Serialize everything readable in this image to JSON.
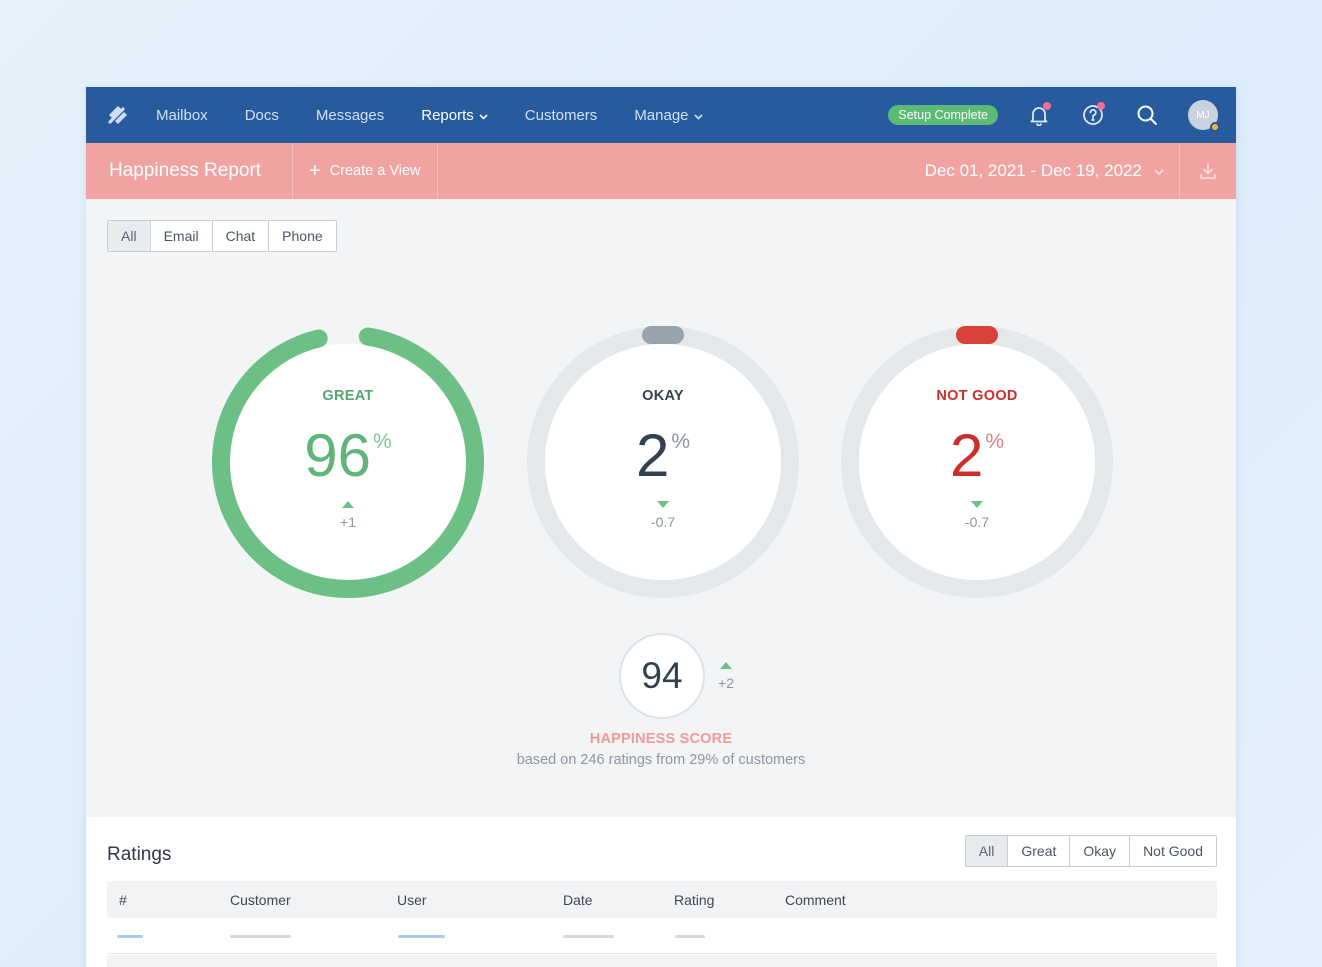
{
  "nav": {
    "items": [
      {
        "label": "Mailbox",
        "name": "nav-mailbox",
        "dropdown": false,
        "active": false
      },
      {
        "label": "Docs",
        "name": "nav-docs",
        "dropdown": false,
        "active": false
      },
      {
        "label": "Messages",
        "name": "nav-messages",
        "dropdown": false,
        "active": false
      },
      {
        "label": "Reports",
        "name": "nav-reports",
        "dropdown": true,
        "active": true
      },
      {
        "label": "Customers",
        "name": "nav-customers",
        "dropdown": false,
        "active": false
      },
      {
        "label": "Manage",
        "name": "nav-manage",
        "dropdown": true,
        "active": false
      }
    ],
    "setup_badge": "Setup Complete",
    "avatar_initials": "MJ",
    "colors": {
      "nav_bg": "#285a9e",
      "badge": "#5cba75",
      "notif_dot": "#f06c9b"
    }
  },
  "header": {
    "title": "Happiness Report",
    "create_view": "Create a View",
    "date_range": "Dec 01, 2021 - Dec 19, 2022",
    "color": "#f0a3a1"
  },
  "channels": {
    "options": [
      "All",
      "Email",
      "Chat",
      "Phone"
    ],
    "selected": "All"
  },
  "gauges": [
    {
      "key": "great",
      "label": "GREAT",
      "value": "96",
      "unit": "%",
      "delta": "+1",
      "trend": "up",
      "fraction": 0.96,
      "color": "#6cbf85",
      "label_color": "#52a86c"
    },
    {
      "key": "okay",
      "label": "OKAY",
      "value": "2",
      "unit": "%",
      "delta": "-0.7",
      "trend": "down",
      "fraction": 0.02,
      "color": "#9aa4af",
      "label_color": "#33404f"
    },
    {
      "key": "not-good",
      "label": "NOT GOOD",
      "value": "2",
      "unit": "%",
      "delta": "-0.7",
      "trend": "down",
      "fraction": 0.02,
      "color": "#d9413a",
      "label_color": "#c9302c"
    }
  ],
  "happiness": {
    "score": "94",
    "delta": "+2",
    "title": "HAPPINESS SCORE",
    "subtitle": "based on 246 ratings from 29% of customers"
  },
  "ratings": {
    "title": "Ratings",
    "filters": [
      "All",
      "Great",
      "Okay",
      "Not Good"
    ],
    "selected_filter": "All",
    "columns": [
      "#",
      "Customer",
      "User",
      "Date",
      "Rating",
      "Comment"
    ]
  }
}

**Instructions for the task**. Retype the data above exactly; pictures are not part of the copy.

**Written reply**.
Serialize everything readable in this image to JSON.
{
  "nav": {
    "items": [
      {
        "label": "Mailbox",
        "name": "nav-mailbox",
        "dropdown": false,
        "active": false
      },
      {
        "label": "Docs",
        "name": "nav-docs",
        "dropdown": false,
        "active": false
      },
      {
        "label": "Messages",
        "name": "nav-messages",
        "dropdown": false,
        "active": false
      },
      {
        "label": "Reports",
        "name": "nav-reports",
        "dropdown": true,
        "active": true
      },
      {
        "label": "Customers",
        "name": "nav-customers",
        "dropdown": false,
        "active": false
      },
      {
        "label": "Manage",
        "name": "nav-manage",
        "dropdown": true,
        "active": false
      }
    ],
    "setup_badge": "Setup Complete",
    "avatar_initials": "MJ",
    "colors": {
      "nav_bg": "#285a9e",
      "badge": "#5cba75",
      "notif_dot": "#f06c9b"
    }
  },
  "header": {
    "title": "Happiness Report",
    "create_view": "Create a View",
    "date_range": "Dec 01, 2021 - Dec 19, 2022",
    "color": "#f0a3a1"
  },
  "channels": {
    "options": [
      "All",
      "Email",
      "Chat",
      "Phone"
    ],
    "selected": "All"
  },
  "gauges": [
    {
      "key": "great",
      "label": "GREAT",
      "value": "96",
      "unit": "%",
      "delta": "+1",
      "trend": "up",
      "fraction": 0.96,
      "color": "#6cbf85",
      "label_color": "#52a86c"
    },
    {
      "key": "okay",
      "label": "OKAY",
      "value": "2",
      "unit": "%",
      "delta": "-0.7",
      "trend": "down",
      "fraction": 0.02,
      "color": "#9aa4af",
      "label_color": "#33404f"
    },
    {
      "key": "not-good",
      "label": "NOT GOOD",
      "value": "2",
      "unit": "%",
      "delta": "-0.7",
      "trend": "down",
      "fraction": 0.02,
      "color": "#d9413a",
      "label_color": "#c9302c"
    }
  ],
  "happiness": {
    "score": "94",
    "delta": "+2",
    "title": "HAPPINESS SCORE",
    "subtitle": "based on 246 ratings from 29% of customers"
  },
  "ratings": {
    "title": "Ratings",
    "filters": [
      "All",
      "Great",
      "Okay",
      "Not Good"
    ],
    "selected_filter": "All",
    "columns": [
      "#",
      "Customer",
      "User",
      "Date",
      "Rating",
      "Comment"
    ]
  }
}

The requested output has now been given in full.